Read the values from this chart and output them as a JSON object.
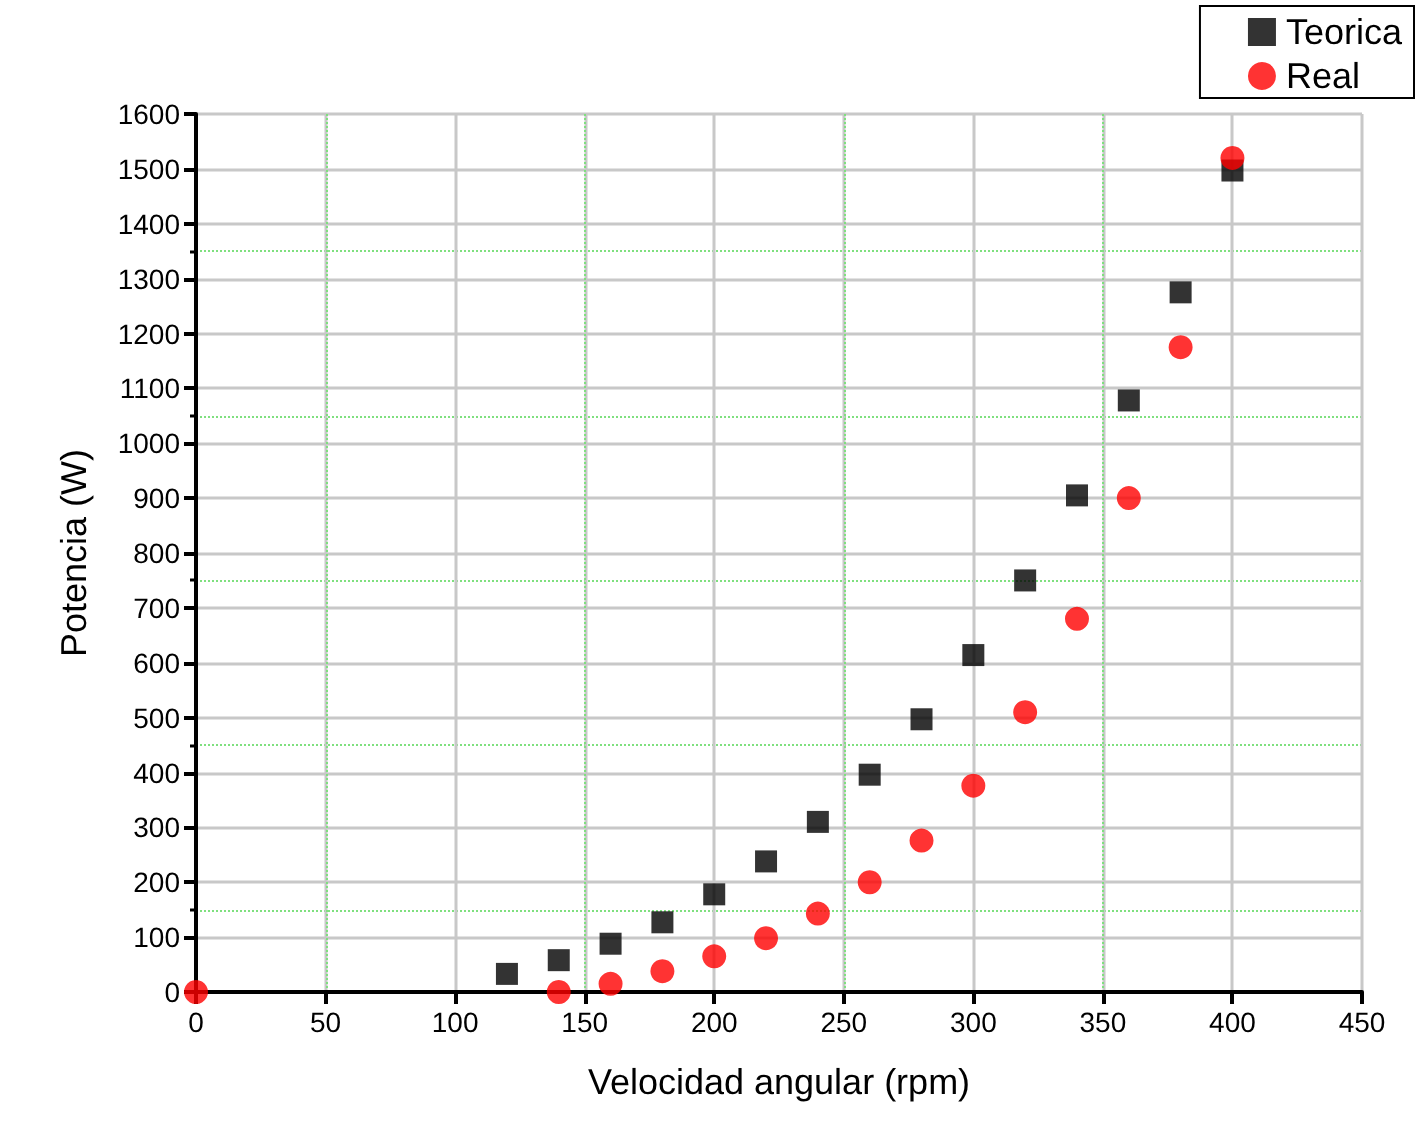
{
  "chart_data": {
    "type": "scatter",
    "xlabel": "Velocidad angular (rpm)",
    "ylabel": "Potencia (W)",
    "series": [
      {
        "name": "Teorica",
        "color": "#000000",
        "marker": "square",
        "x": [
          120,
          140,
          160,
          180,
          200,
          220,
          240,
          260,
          280,
          300,
          320,
          340,
          360,
          380,
          400
        ],
        "values": [
          33,
          58,
          88,
          127,
          178,
          238,
          310,
          396,
          497,
          614,
          750,
          905,
          1078,
          1275,
          1497
        ]
      },
      {
        "name": "Real",
        "color": "#ff0000",
        "marker": "circle",
        "x": [
          0,
          140,
          160,
          180,
          200,
          220,
          240,
          260,
          280,
          300,
          320,
          340,
          360,
          380,
          400
        ],
        "values": [
          0,
          0,
          15,
          38,
          65,
          98,
          143,
          200,
          276,
          376,
          510,
          680,
          900,
          1175,
          1520
        ]
      }
    ],
    "xlim": [
      0,
      450
    ],
    "xticks": [
      0,
      50,
      100,
      150,
      200,
      250,
      300,
      350,
      400,
      450
    ],
    "ylim": [
      0,
      1600
    ],
    "yticks": [
      0,
      100,
      200,
      300,
      400,
      500,
      600,
      700,
      800,
      900,
      1000,
      1100,
      1200,
      1300,
      1400,
      1500,
      1600
    ],
    "grid": true,
    "legend": "top right"
  }
}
########################################
• **The exercise**: Every line of the material is to be quoted exactly, with no pictures carried over.

• **Response to this exercise**:
Read the values from this chart and output them as a JSON object.
{
  "chart_data": {
    "type": "scatter",
    "xlabel": "Velocidad angular (rpm)",
    "ylabel": "Potencia (W)",
    "series": [
      {
        "name": "Teorica",
        "color": "#000000",
        "marker": "square",
        "x": [
          120,
          140,
          160,
          180,
          200,
          220,
          240,
          260,
          280,
          300,
          320,
          340,
          360,
          380,
          400
        ],
        "values": [
          33,
          58,
          88,
          127,
          178,
          238,
          310,
          396,
          497,
          614,
          750,
          905,
          1078,
          1275,
          1497
        ]
      },
      {
        "name": "Real",
        "color": "#ff0000",
        "marker": "circle",
        "x": [
          0,
          140,
          160,
          180,
          200,
          220,
          240,
          260,
          280,
          300,
          320,
          340,
          360,
          380,
          400
        ],
        "values": [
          0,
          0,
          15,
          38,
          65,
          98,
          143,
          200,
          276,
          376,
          510,
          680,
          900,
          1175,
          1520
        ]
      }
    ],
    "xlim": [
      0,
      450
    ],
    "xticks": [
      0,
      50,
      100,
      150,
      200,
      250,
      300,
      350,
      400,
      450
    ],
    "ylim": [
      0,
      1600
    ],
    "yticks": [
      0,
      100,
      200,
      300,
      400,
      500,
      600,
      700,
      800,
      900,
      1000,
      1100,
      1200,
      1300,
      1400,
      1500,
      1600
    ],
    "grid": true,
    "legend": "top right"
  }
}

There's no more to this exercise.